◆ **Exercise objective**:
Copy out the entries in full and with complete accuracy; pictures are excluded.

◆ **Collected data**:

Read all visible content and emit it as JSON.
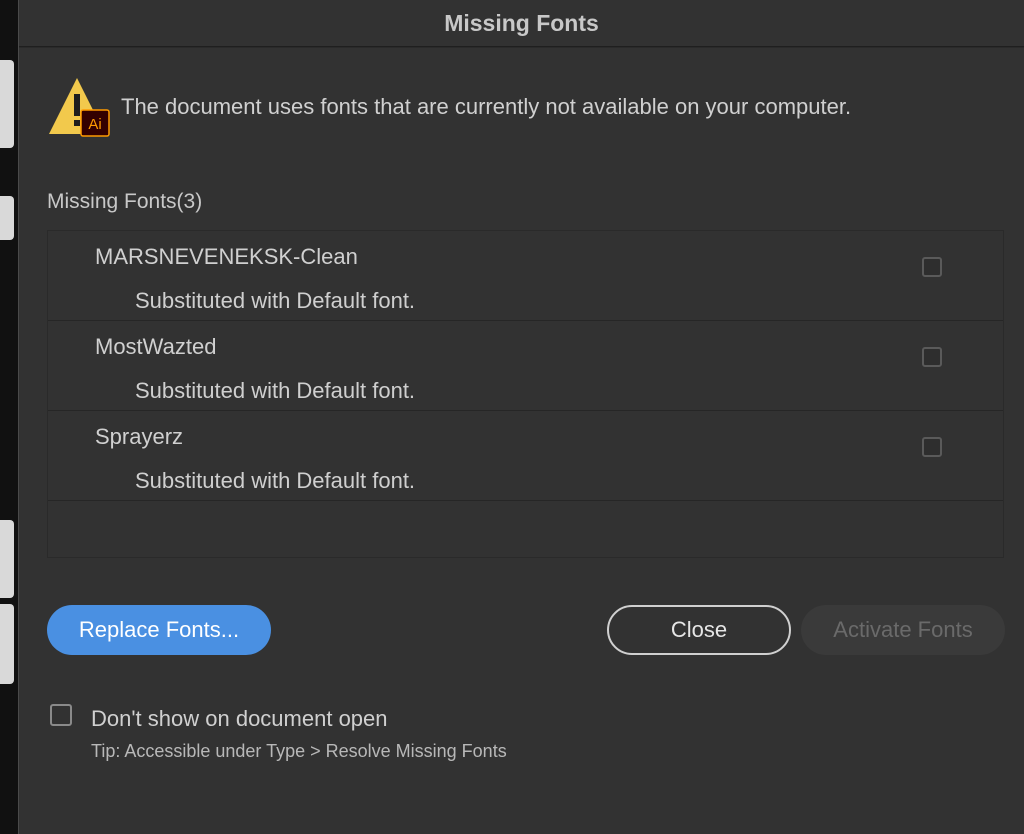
{
  "dialog": {
    "title": "Missing Fonts",
    "message": "The document uses fonts that are currently not available on your computer.",
    "warning_icon": "warning-triangle-with-ai-badge",
    "ai_badge": "Ai"
  },
  "fonts_list": {
    "title": "Missing Fonts(3)",
    "items": [
      {
        "name": "MARSNEVENEKSK-Clean",
        "status": "Substituted with Default font.",
        "checked": false
      },
      {
        "name": "MostWazted",
        "status": "Substituted with Default font.",
        "checked": false
      },
      {
        "name": "Sprayerz",
        "status": "Substituted with Default font.",
        "checked": false
      }
    ]
  },
  "buttons": {
    "replace": "Replace Fonts...",
    "close": "Close",
    "activate": "Activate Fonts"
  },
  "footer": {
    "checkbox_label": "Don't show on document open",
    "tip": "Tip: Accessible under Type > Resolve Missing Fonts"
  },
  "colors": {
    "dialog_bg": "#323232",
    "primary_button": "#4a90e2",
    "warning_yellow": "#f2c94c",
    "ai_badge_bg": "#330000",
    "ai_badge_text": "#ff9a00"
  }
}
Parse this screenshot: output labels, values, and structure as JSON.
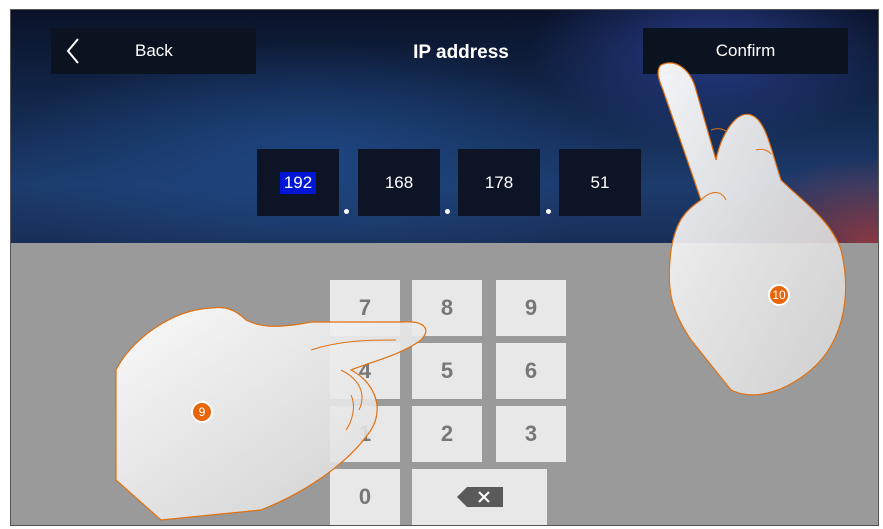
{
  "header": {
    "back_label": "Back",
    "title": "IP address",
    "confirm_label": "Confirm"
  },
  "ip": {
    "octets": [
      "192",
      "168",
      "178",
      "51"
    ]
  },
  "keypad": {
    "rows": [
      [
        "7",
        "8",
        "9"
      ],
      [
        "4",
        "5",
        "6"
      ],
      [
        "1",
        "2",
        "3"
      ]
    ],
    "zero": "0",
    "delete_icon": "backspace-icon"
  },
  "annotations": {
    "badge_left": "9",
    "badge_right": "10"
  },
  "colors": {
    "selection": "#0016d6",
    "badge": "#e8650a",
    "keypad_bg": "#9a9a9a",
    "key_bg": "#e8e8e8"
  }
}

◆ **Result for this task**:
Read all visible content and emit it as JSON.
{
  "dialog": {
    "title": "Missing Fonts",
    "message": "The document uses fonts that are currently not available on your computer.",
    "warning_icon": "warning-triangle-with-ai-badge",
    "ai_badge": "Ai"
  },
  "fonts_list": {
    "title": "Missing Fonts(3)",
    "items": [
      {
        "name": "MARSNEVENEKSK-Clean",
        "status": "Substituted with Default font.",
        "checked": false
      },
      {
        "name": "MostWazted",
        "status": "Substituted with Default font.",
        "checked": false
      },
      {
        "name": "Sprayerz",
        "status": "Substituted with Default font.",
        "checked": false
      }
    ]
  },
  "buttons": {
    "replace": "Replace Fonts...",
    "close": "Close",
    "activate": "Activate Fonts"
  },
  "footer": {
    "checkbox_label": "Don't show on document open",
    "tip": "Tip: Accessible under Type > Resolve Missing Fonts"
  },
  "colors": {
    "dialog_bg": "#323232",
    "primary_button": "#4a90e2",
    "warning_yellow": "#f2c94c",
    "ai_badge_bg": "#330000",
    "ai_badge_text": "#ff9a00"
  }
}
Parse this screenshot: output labels, values, and structure as JSON.
{
  "header": {
    "back_label": "Back",
    "title": "IP address",
    "confirm_label": "Confirm"
  },
  "ip": {
    "octets": [
      "192",
      "168",
      "178",
      "51"
    ]
  },
  "keypad": {
    "rows": [
      [
        "7",
        "8",
        "9"
      ],
      [
        "4",
        "5",
        "6"
      ],
      [
        "1",
        "2",
        "3"
      ]
    ],
    "zero": "0",
    "delete_icon": "backspace-icon"
  },
  "annotations": {
    "badge_left": "9",
    "badge_right": "10"
  },
  "colors": {
    "selection": "#0016d6",
    "badge": "#e8650a",
    "keypad_bg": "#9a9a9a",
    "key_bg": "#e8e8e8"
  }
}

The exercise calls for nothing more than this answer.